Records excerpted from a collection
************
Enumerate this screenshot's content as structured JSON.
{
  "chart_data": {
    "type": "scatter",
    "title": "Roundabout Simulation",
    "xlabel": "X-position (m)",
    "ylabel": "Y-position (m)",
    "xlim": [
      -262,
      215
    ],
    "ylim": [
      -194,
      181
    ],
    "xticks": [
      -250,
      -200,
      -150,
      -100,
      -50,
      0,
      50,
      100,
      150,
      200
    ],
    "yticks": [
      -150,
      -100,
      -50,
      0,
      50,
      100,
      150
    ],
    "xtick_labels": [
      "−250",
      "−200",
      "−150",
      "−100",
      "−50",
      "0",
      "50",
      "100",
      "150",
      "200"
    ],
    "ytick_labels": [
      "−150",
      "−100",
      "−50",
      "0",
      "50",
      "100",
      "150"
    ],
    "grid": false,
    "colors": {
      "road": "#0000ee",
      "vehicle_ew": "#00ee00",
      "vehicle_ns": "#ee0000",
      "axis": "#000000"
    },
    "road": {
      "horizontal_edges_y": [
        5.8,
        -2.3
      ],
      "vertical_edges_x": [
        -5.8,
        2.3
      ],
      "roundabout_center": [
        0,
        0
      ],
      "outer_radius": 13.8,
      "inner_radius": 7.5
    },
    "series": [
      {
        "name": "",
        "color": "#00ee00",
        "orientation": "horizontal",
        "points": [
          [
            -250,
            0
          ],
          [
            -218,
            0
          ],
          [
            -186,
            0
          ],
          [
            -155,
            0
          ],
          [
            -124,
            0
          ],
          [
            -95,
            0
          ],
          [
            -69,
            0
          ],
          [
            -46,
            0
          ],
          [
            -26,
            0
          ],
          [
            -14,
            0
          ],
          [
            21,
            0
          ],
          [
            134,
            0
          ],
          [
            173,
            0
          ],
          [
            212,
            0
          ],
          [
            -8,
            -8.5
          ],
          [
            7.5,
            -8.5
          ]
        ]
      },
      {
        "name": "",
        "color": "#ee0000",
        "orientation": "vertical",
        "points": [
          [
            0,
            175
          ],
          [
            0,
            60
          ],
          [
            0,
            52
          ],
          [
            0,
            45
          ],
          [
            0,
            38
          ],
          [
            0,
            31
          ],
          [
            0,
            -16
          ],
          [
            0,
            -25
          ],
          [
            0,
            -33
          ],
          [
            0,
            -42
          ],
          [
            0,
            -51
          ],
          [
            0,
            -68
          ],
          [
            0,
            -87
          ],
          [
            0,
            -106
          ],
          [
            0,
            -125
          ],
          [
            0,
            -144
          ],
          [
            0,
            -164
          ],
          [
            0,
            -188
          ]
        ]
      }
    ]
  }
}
************
** Problem description **
Look through the records and gather every line containing "orientation".

** Complete output **
        "orientation": "horizontal",
        "orientation": "vertical",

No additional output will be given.